» **INSTRUCTIONS TO FOLLOW**: Give back the full listing verbatim, apart from its images.

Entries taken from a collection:

-- START --

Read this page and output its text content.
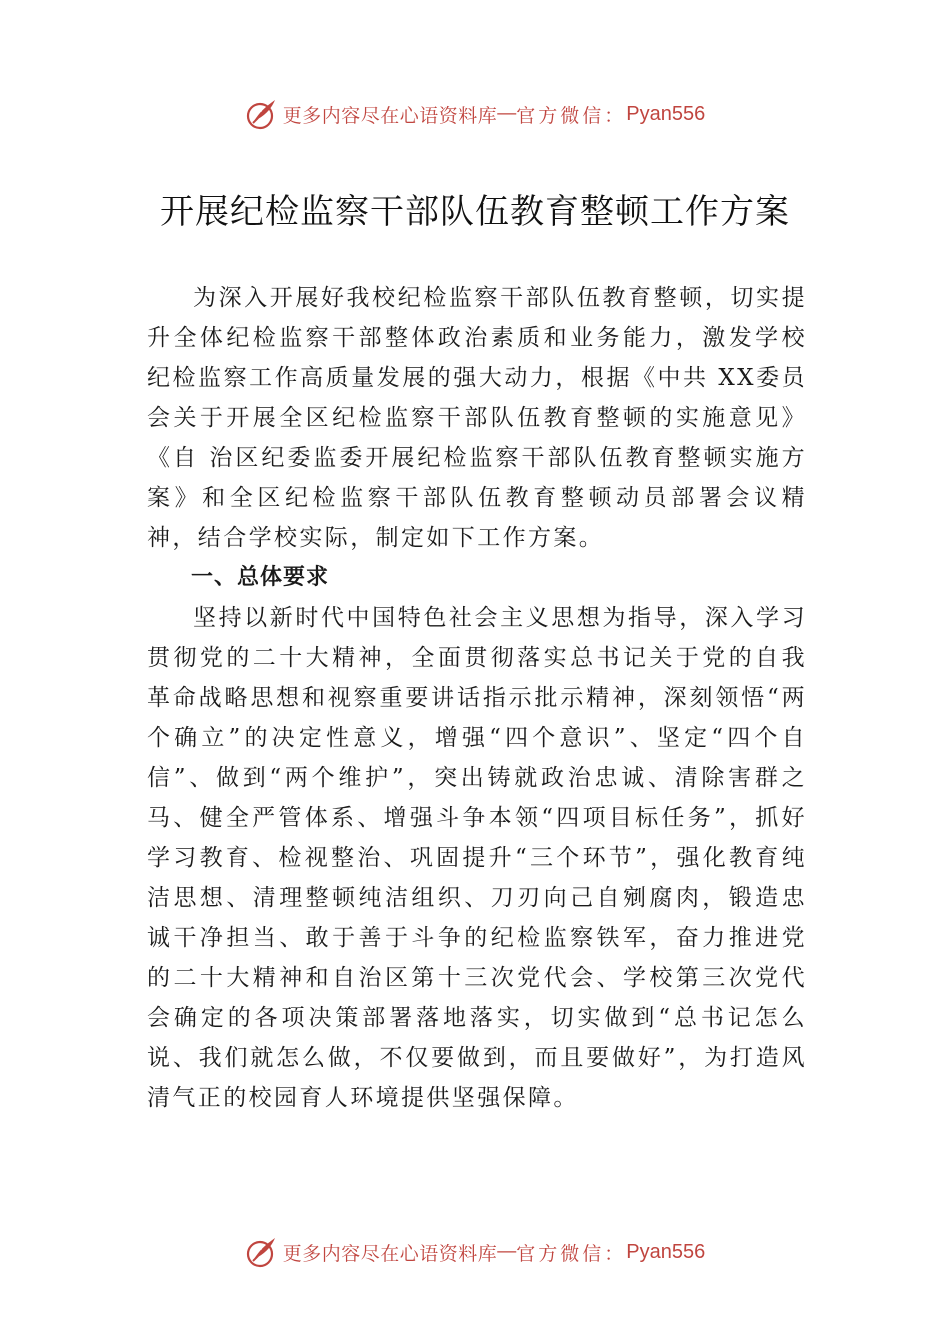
更多内容尽在心语资料库 — 官方微信： Pyan556
开展纪检监察干部队伍教育整顿工作方案

为深入开展好我校纪检监察干部队伍教育整顿，切实提升全体纪检监察干部整体政治素质和业务能力，激发学校纪检监察工作高质量发展的强大动力，根据《中共 XX委员会关于开展全区纪检监察干部队伍教育整顿的实施意见》《自 治区纪委监委开展纪检监察干部队伍教育整顿实施方案》和全区纪检监察干部队伍教育整顿动员部署会议精神，结合学校实际，制定如下工作方案。

一、总体要求

坚持以新时代中国特色社会主义思想为指导，深入学习贯彻党的二十大精神，全面贯彻落实总书记关于党的自我革命战略思想和视察重要讲话指示批示精神，深刻领悟“两个确立”的决定性意义，增强“四个意识”、坚定“四个自信”、做到“两个维护”，突出铸就政治忠诚、清除害群之马、健全严管体系、增强斗争本领“四项目标任务”，抓好学习教育、检视整治、巩固提升“三个环节”，强化教育纯洁思想、清理整顿纯洁组织、刀刃向己自剜腐肉，锻造忠诚干净担当、敢于善于斗争的纪检监察铁军，奋力推进党的二十大精神和自治区第十三次党代会、学校第三次党代会确定的各项决策部署落地落实，切实做到“总书记怎么说、我们就怎么做，不仅要做到，而且要做好”，为打造风清气正的校园育人环境提供坚强保障。

更多内容尽在心语资料库 — 官方微信： Pyan556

-- END --

» **EXERCISE RESULT**:
Read this page and output its text content.
更多内容尽在心语资料库 — 官方微信： Pyan556
开展纪检监察干部队伍教育整顿工作方案

为深入开展好我校纪检监察干部队伍教育整顿，切实提升全体纪检监察干部整体政治素质和业务能力，激发学校纪检监察工作高质量发展的强大动力，根据《中共 XX委员会关于开展全区纪检监察干部队伍教育整顿的实施意见》《自 治区纪委监委开展纪检监察干部队伍教育整顿实施方案》和全区纪检监察干部队伍教育整顿动员部署会议精神，结合学校实际，制定如下工作方案。

一、总体要求

坚持以新时代中国特色社会主义思想为指导，深入学习贯彻党的二十大精神，全面贯彻落实总书记关于党的自我革命战略思想和视察重要讲话指示批示精神，深刻领悟“两个确立”的决定性意义，增强“四个意识”、坚定“四个自信”、做到“两个维护”，突出铸就政治忠诚、清除害群之马、健全严管体系、增强斗争本领“四项目标任务”，抓好学习教育、检视整治、巩固提升“三个环节”，强化教育纯洁思想、清理整顿纯洁组织、刀刃向己自剜腐肉，锻造忠诚干净担当、敢于善于斗争的纪检监察铁军，奋力推进党的二十大精神和自治区第十三次党代会、学校第三次党代会确定的各项决策部署落地落实，切实做到“总书记怎么说、我们就怎么做，不仅要做到，而且要做好”，为打造风清气正的校园育人环境提供坚强保障。

更多内容尽在心语资料库 — 官方微信： Pyan556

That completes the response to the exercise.